*Data shown*.
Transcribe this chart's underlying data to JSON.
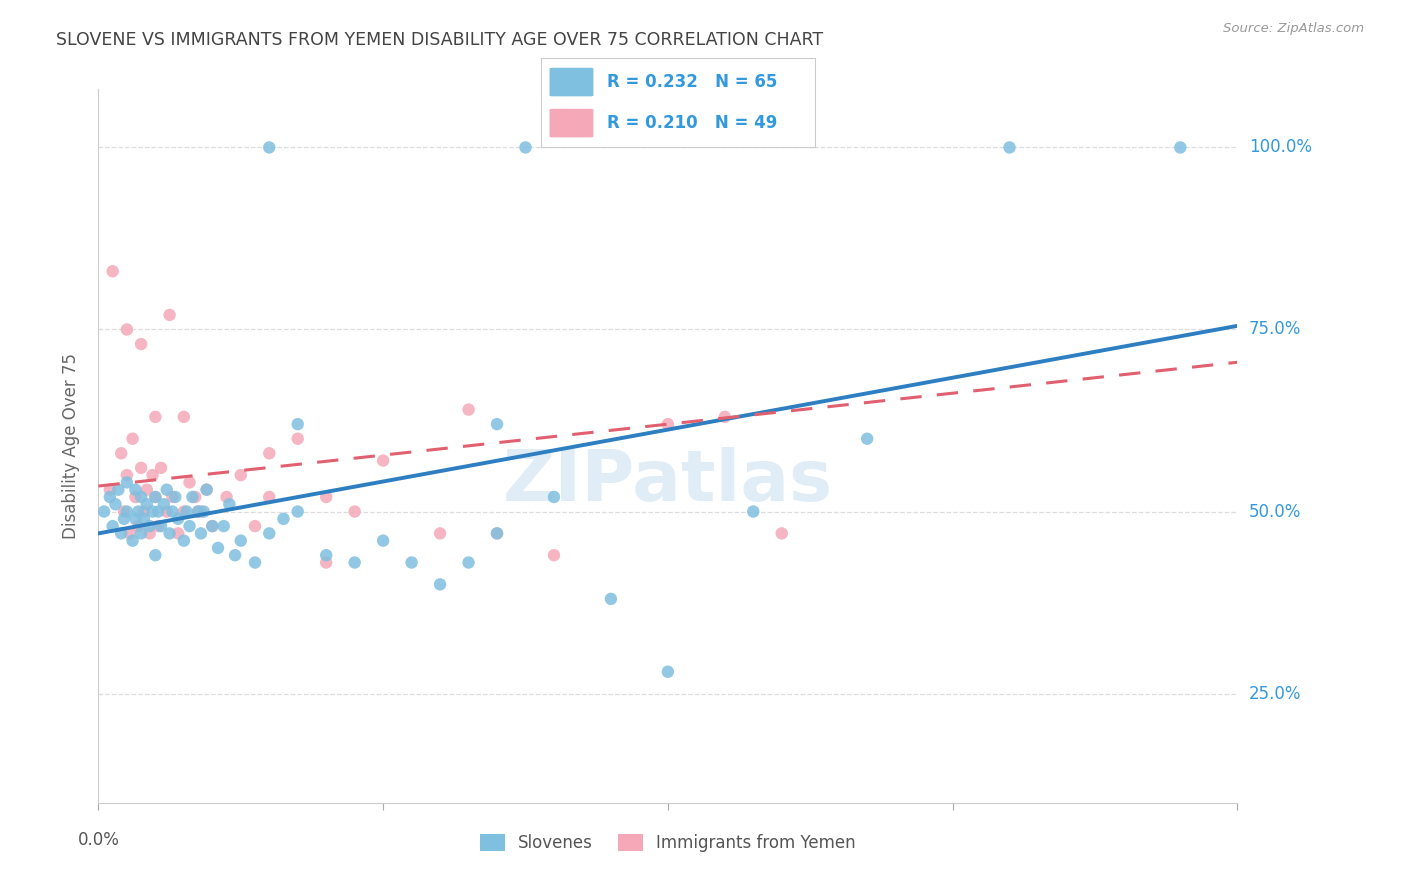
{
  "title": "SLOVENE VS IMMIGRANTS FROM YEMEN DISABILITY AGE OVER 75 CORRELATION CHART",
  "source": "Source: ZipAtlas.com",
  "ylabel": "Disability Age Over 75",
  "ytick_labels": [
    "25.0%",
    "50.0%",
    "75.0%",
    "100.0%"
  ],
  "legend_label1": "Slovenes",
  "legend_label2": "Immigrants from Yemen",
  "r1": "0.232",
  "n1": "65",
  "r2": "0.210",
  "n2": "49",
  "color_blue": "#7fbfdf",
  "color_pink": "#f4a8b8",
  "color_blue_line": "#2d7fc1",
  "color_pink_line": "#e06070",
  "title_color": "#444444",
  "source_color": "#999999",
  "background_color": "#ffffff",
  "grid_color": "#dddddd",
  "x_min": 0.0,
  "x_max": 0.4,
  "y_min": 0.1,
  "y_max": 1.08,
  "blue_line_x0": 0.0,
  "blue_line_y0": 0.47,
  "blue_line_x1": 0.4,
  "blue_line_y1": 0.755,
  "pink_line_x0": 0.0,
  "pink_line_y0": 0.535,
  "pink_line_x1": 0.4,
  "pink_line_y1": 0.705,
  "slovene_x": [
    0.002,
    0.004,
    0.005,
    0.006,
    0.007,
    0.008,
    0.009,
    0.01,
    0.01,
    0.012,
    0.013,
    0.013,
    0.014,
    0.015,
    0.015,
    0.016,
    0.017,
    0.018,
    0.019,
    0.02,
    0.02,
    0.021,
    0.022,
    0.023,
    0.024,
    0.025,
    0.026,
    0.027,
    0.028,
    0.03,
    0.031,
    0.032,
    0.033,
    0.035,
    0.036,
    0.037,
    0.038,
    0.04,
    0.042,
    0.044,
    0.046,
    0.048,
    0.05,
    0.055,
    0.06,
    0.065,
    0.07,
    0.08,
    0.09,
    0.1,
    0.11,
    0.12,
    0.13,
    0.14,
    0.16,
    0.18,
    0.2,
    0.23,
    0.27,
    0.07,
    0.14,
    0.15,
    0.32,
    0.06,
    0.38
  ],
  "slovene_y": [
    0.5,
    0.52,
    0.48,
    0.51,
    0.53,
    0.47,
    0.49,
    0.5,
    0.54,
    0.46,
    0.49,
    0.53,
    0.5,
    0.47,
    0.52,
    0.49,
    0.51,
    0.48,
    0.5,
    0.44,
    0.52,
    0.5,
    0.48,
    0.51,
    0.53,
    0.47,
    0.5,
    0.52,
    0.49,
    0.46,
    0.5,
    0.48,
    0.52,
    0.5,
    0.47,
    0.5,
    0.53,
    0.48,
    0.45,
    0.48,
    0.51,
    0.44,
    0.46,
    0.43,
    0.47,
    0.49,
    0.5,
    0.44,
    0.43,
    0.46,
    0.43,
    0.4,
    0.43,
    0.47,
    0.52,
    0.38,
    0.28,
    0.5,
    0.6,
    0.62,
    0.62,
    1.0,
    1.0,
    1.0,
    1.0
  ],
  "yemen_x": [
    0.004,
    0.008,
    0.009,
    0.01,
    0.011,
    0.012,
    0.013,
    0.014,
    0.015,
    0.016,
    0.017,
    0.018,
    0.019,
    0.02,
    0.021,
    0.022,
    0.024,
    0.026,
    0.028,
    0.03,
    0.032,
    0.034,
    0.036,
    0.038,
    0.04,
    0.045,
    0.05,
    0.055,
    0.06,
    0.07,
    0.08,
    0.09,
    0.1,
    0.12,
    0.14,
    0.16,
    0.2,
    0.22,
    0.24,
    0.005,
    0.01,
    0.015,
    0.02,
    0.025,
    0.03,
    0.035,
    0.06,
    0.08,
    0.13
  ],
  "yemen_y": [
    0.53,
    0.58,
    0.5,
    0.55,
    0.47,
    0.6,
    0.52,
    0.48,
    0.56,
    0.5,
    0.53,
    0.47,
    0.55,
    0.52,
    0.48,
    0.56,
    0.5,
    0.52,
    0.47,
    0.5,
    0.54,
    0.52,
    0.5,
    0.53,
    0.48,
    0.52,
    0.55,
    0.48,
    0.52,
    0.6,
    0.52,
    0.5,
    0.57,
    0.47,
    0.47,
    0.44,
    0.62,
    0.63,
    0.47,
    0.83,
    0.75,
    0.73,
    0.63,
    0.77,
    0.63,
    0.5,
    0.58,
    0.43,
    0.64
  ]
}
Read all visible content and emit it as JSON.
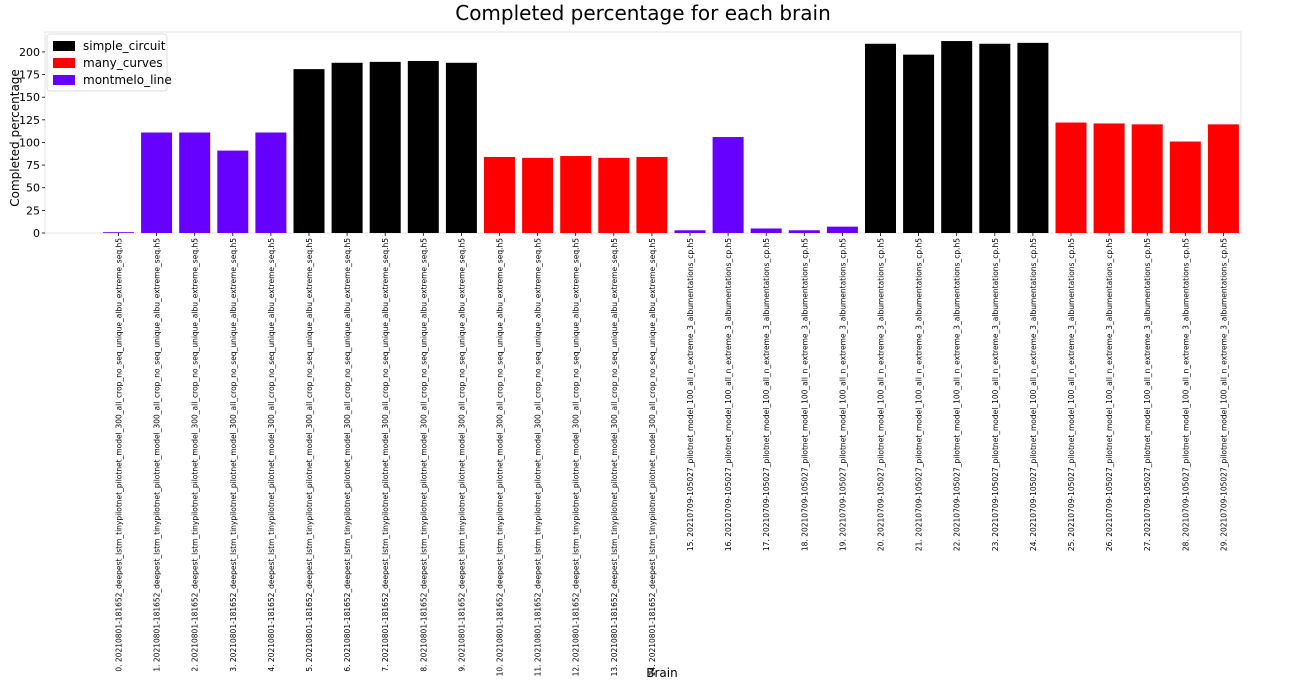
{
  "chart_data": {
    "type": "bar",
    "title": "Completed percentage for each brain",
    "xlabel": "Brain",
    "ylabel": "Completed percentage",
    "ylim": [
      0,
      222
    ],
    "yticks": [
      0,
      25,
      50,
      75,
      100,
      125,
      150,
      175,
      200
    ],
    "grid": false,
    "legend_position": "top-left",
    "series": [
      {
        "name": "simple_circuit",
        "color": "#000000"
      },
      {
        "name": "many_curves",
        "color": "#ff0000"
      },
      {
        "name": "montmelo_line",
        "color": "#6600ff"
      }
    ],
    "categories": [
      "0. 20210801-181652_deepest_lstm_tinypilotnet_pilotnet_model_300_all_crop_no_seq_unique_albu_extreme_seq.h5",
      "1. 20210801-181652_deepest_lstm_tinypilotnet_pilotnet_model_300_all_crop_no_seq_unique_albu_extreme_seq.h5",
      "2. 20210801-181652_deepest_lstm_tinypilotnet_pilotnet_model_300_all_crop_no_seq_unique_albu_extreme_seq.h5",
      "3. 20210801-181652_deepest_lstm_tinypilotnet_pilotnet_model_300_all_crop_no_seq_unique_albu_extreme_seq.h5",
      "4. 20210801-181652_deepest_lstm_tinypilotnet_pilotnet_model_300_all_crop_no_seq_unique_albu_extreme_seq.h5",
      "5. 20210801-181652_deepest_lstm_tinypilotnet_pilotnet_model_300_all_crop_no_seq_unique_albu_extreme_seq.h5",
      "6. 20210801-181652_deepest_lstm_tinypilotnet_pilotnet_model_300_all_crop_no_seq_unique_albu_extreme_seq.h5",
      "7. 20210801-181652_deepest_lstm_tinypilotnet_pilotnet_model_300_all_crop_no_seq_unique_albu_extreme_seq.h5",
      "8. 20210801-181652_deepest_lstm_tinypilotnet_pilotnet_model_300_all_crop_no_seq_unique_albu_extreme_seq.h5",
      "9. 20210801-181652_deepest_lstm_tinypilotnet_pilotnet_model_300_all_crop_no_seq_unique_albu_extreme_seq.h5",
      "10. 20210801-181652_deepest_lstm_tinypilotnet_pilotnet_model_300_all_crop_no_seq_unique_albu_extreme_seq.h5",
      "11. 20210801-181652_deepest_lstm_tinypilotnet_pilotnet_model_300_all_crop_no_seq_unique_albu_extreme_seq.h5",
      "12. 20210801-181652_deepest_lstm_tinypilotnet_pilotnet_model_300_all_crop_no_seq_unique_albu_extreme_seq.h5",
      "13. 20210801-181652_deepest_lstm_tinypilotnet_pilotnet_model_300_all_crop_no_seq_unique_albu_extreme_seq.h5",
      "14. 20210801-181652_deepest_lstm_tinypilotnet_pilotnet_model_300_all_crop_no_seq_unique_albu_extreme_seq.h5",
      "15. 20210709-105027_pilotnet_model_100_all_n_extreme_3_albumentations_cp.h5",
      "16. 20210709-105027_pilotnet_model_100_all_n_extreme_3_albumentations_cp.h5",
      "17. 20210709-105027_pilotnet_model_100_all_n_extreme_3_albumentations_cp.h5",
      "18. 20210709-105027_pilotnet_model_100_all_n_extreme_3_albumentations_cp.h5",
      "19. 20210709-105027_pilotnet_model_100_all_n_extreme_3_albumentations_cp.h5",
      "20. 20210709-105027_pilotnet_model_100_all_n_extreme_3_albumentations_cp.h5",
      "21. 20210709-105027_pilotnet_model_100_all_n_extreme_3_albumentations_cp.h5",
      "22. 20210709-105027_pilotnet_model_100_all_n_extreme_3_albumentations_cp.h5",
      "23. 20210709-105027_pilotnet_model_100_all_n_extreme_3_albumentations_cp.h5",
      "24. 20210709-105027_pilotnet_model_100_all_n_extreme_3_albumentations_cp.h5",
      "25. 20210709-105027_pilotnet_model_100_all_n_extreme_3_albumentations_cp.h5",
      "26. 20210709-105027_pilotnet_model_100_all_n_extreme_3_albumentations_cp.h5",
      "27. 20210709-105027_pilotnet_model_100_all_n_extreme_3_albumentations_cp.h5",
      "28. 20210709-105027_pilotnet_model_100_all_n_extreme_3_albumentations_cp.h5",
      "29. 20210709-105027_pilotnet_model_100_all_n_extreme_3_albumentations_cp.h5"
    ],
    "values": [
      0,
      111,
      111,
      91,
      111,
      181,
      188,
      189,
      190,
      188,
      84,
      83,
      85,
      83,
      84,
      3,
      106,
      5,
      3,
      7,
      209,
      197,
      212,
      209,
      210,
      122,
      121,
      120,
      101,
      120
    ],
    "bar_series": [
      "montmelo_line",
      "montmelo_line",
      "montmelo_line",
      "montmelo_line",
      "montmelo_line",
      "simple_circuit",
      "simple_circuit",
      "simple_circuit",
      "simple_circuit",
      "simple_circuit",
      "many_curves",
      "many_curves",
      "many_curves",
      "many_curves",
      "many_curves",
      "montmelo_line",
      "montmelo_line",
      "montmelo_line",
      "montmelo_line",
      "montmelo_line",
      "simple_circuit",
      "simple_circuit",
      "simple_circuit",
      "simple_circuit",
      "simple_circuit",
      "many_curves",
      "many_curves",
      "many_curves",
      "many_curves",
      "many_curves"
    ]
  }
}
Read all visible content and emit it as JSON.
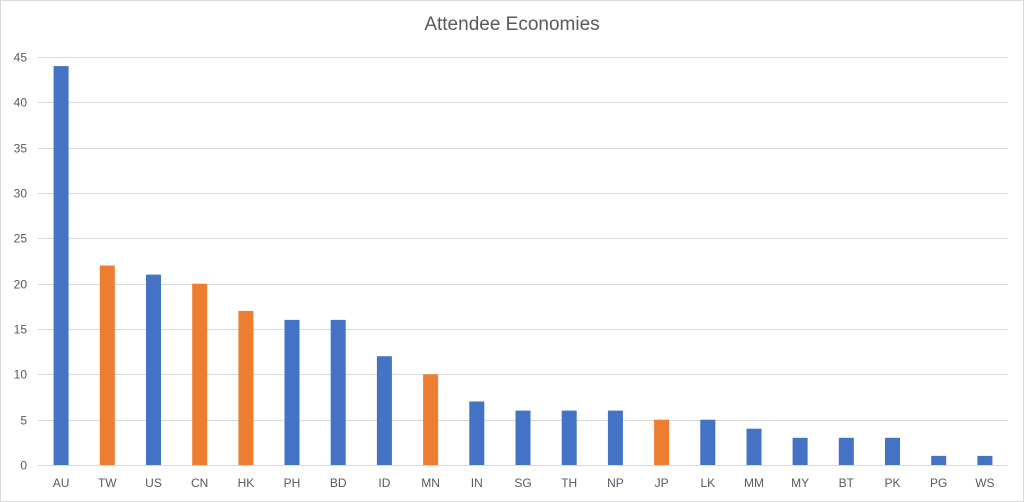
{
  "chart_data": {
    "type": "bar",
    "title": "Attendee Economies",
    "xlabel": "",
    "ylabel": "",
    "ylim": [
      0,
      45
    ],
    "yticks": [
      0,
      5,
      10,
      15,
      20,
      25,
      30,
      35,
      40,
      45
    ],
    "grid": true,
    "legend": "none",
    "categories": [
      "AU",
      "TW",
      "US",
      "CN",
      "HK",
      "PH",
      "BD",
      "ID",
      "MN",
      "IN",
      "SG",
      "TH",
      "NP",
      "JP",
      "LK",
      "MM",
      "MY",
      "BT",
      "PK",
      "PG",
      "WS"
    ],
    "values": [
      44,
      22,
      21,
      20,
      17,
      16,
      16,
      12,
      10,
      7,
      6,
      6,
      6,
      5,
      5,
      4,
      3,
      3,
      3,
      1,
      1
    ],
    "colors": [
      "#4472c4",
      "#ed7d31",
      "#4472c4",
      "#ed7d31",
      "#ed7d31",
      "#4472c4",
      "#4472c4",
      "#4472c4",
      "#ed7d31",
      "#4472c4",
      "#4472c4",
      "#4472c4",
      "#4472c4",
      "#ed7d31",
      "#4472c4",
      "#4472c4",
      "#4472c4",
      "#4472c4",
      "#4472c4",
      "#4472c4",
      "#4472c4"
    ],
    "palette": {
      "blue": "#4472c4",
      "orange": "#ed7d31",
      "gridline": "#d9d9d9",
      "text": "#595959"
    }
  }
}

*Work to do*.
Which lines hold the word "name"? Show each one.

*Response for this exercise*.
        "name": "simple_circuit",
        "name": "many_curves",
        "name": "montmelo_line",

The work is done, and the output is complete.